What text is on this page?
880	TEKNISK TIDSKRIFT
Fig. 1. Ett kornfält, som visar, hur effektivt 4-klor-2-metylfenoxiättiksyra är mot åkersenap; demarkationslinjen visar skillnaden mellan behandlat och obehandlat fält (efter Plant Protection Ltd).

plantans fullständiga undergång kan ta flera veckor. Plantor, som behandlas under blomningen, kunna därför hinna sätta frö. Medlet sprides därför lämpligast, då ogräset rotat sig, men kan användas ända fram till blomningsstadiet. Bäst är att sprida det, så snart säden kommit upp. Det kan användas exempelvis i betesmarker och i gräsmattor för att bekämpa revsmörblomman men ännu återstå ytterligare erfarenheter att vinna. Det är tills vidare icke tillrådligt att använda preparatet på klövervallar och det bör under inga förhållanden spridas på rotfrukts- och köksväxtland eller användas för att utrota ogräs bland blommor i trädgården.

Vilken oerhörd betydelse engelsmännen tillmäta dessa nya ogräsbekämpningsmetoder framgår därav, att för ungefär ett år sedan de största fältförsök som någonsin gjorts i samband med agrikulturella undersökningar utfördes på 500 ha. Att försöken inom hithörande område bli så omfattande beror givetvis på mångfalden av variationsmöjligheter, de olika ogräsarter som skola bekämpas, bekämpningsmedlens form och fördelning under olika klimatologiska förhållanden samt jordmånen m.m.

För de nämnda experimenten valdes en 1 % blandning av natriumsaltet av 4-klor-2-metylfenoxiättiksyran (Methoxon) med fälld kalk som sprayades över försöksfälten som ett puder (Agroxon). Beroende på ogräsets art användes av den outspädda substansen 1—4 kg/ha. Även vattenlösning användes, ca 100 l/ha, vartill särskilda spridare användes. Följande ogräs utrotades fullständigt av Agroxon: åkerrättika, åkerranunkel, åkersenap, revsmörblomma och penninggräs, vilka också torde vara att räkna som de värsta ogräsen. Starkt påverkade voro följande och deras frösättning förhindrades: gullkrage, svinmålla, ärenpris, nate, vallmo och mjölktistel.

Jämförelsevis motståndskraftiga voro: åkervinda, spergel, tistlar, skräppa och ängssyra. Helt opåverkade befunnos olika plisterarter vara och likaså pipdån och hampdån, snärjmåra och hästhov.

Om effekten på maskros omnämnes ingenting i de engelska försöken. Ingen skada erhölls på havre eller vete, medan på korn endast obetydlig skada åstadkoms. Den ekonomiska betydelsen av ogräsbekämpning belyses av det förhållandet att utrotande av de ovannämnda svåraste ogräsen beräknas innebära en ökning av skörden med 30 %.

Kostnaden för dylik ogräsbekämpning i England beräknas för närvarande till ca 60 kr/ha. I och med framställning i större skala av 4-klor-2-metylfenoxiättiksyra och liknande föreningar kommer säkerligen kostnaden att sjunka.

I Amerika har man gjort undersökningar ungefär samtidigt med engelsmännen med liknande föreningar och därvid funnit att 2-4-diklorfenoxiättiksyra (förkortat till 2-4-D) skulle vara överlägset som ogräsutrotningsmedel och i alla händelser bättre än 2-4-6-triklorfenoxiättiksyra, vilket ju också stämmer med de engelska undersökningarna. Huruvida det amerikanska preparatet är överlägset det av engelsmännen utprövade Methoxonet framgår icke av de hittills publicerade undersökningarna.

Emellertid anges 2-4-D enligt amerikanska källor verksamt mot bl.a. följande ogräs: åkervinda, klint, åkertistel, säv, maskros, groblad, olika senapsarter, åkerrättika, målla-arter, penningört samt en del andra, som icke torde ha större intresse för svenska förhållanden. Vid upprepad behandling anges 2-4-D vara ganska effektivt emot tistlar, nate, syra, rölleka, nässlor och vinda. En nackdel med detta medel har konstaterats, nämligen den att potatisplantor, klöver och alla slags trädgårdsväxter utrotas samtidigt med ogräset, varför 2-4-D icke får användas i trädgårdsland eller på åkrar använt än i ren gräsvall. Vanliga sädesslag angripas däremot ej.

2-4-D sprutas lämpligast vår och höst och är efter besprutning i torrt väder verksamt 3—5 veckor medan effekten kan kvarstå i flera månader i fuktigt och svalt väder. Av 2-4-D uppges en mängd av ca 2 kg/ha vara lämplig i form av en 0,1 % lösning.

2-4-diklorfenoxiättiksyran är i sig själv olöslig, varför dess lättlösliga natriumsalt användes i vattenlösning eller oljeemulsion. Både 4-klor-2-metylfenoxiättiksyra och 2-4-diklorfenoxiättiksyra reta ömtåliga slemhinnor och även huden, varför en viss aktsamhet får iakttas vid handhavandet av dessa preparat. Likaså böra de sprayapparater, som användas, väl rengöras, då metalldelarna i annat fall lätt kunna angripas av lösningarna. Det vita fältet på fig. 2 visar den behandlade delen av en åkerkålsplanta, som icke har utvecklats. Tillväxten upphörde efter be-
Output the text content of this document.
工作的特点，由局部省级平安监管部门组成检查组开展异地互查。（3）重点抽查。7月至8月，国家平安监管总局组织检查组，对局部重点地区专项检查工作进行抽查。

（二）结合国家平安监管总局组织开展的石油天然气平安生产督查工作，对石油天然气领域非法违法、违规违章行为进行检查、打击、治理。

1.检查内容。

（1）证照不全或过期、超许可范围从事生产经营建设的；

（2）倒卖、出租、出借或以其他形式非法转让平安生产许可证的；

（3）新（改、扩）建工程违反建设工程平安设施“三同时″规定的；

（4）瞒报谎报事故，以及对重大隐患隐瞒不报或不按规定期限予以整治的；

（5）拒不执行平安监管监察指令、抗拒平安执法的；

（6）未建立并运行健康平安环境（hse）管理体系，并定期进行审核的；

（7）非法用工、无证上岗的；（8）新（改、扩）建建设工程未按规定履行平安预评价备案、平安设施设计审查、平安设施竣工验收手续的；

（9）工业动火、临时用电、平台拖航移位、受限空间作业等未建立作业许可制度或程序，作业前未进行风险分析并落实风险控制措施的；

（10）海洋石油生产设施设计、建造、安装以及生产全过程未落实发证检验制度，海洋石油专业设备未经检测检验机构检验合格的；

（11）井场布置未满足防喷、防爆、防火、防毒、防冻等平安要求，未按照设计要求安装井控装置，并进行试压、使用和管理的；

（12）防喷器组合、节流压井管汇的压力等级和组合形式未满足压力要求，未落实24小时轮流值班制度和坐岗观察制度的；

==================================================

**Task details:** Copy all data exactly, start to finish.

**Answer to this task:**
What text is on this page?
880	TEKNISK TIDSKRIFT
Fig. 1. Ett kornfält, som visar, hur effektivt 4-klor-2-metylfenoxiättiksyra är mot åkersenap; demarkationslinjen visar skillnaden mellan behandlat och obehandlat fält (efter Plant Protection Ltd).

plantans fullständiga undergång kan ta flera veckor. Plantor, som behandlas under blomningen, kunna därför hinna sätta frö. Medlet sprides därför lämpligast, då ogräset rotat sig, men kan användas ända fram till blomningsstadiet. Bäst är att sprida det, så snart säden kommit upp. Det kan användas exempelvis i betesmarker och i gräsmattor för att bekämpa revsmörblomman men ännu återstå ytterligare erfarenheter att vinna. Det är tills vidare icke tillrådligt att använda preparatet på klövervallar och det bör under inga förhållanden spridas på rotfrukts- och köksväxtland eller användas för att utrota ogräs bland blommor i trädgården.

Vilken oerhörd betydelse engelsmännen tillmäta dessa nya ogräsbekämpningsmetoder framgår därav, att för ungefär ett år sedan de största fältförsök som någonsin gjorts i samband med agrikulturella undersökningar utfördes på 500 ha. Att försöken inom hithörande område bli så omfattande beror givetvis på mångfalden av variationsmöjligheter, de olika ogräsarter som skola bekämpas, bekämpningsmedlens form och fördelning under olika klimatologiska förhållanden samt jordmånen m.m.

För de nämnda experimenten valdes en 1 % blandning av natriumsaltet av 4-klor-2-metylfenoxiättiksyran (Methoxon) med fälld kalk som sprayades över försöksfälten som ett puder (Agroxon). Beroende på ogräsets art användes av den outspädda substansen 1—4 kg/ha. Även vattenlösning användes, ca 100 l/ha, vartill särskilda spridare användes. Följande ogräs utrotades fullständigt av Agroxon: åkerrättika, åkerranunkel, åkersenap, revsmörblomma och penninggräs, vilka också torde vara att räkna som de värsta ogräsen. Starkt påverkade voro följande och deras frösättning förhindrades: gullkrage, svinmålla, ärenpris, nate, vallmo och mjölktistel.

Jämförelsevis motståndskraftiga voro: åkervinda, spergel, tistlar, skräppa och ängssyra. Helt opåverkade befunnos olika plisterarter vara och likaså pipdån och hampdån, snärjmåra och hästhov.

Om effekten på maskros omnämnes ingenting i de engelska försöken. Ingen skada erhölls på havre eller vete, medan på korn endast obetydlig skada åstadkoms. Den ekonomiska betydelsen av ogräsbekämpning belyses av det förhållandet att utrotande av de ovannämnda svåraste ogräsen beräknas innebära en ökning av skörden med 30 %.

Kostnaden för dylik ogräsbekämpning i England beräknas för närvarande till ca 60 kr/ha. I och med framställning i större skala av 4-klor-2-metylfenoxiättiksyra och liknande föreningar kommer säkerligen kostnaden att sjunka.

I Amerika har man gjort undersökningar ungefär samtidigt med engelsmännen med liknande föreningar och därvid funnit att 2-4-diklorfenoxiättiksyra (förkortat till 2-4-D) skulle vara överlägset som ogräsutrotningsmedel och i alla händelser bättre än 2-4-6-triklorfenoxiättiksyra, vilket ju också stämmer med de engelska undersökningarna. Huruvida det amerikanska preparatet är överlägset det av engelsmännen utprövade Methoxonet framgår icke av de hittills publicerade undersökningarna.

Emellertid anges 2-4-D enligt amerikanska källor verksamt mot bl.a. följande ogräs: åkervinda, klint, åkertistel, säv, maskros, groblad, olika senapsarter, åkerrättika, målla-arter, penningört samt en del andra, som icke torde ha större intresse för svenska förhållanden. Vid upprepad behandling anges 2-4-D vara ganska effektivt emot tistlar, nate, syra, rölleka, nässlor och vinda. En nackdel med detta medel har konstaterats, nämligen den att potatisplantor, klöver och alla slags trädgårdsväxter utrotas samtidigt med ogräset, varför 2-4-D icke får användas i trädgårdsland eller på åkrar använt än i ren gräsvall. Vanliga sädesslag angripas däremot ej.

2-4-D sprutas lämpligast vår och höst och är efter besprutning i torrt väder verksamt 3—5 veckor medan effekten kan kvarstå i flera månader i fuktigt och svalt väder. Av 2-4-D uppges en mängd av ca 2 kg/ha vara lämplig i form av en 0,1 % lösning.

2-4-diklorfenoxiättiksyran är i sig själv olöslig, varför dess lättlösliga natriumsalt användes i vattenlösning eller oljeemulsion. Både 4-klor-2-metylfenoxiättiksyra och 2-4-diklorfenoxiättiksyra reta ömtåliga slemhinnor och även huden, varför en viss aktsamhet får iakttas vid handhavandet av dessa preparat. Likaså böra de sprayapparater, som användas, väl rengöras, då metalldelarna i annat fall lätt kunna angripas av lösningarna. Det vita fältet på fig. 2 visar den behandlade delen av en åkerkålsplanta, som icke har utvecklats. Tillväxten upphörde efter be-
Output the text content of this document.
工作的特点，由局部省级平安监管部门组成检查组开展异地互查。（3）重点抽查。7月至8月，国家平安监管总局组织检查组，对局部重点地区专项检查工作进行抽查。

（二）结合国家平安监管总局组织开展的石油天然气平安生产督查工作，对石油天然气领域非法违法、违规违章行为进行检查、打击、治理。

1.检查内容。

（1）证照不全或过期、超许可范围从事生产经营建设的；

（2）倒卖、出租、出借或以其他形式非法转让平安生产许可证的；

（3）新（改、扩）建工程违反建设工程平安设施“三同时″规定的；

（4）瞒报谎报事故，以及对重大隐患隐瞒不报或不按规定期限予以整治的；

（5）拒不执行平安监管监察指令、抗拒平安执法的；

（6）未建立并运行健康平安环境（hse）管理体系，并定期进行审核的；

（7）非法用工、无证上岗的；（8）新（改、扩）建建设工程未按规定履行平安预评价备案、平安设施设计审查、平安设施竣工验收手续的；

（9）工业动火、临时用电、平台拖航移位、受限空间作业等未建立作业许可制度或程序，作业前未进行风险分析并落实风险控制措施的；

（10）海洋石油生产设施设计、建造、安装以及生产全过程未落实发证检验制度，海洋石油专业设备未经检测检验机构检验合格的；

（11）井场布置未满足防喷、防爆、防火、防毒、防冻等平安要求，未按照设计要求安装井控装置，并进行试压、使用和管理的；

（12）防喷器组合、节流压井管汇的压力等级和组合形式未满足压力要求，未落实24小时轮流值班制度和坐岗观察制度的；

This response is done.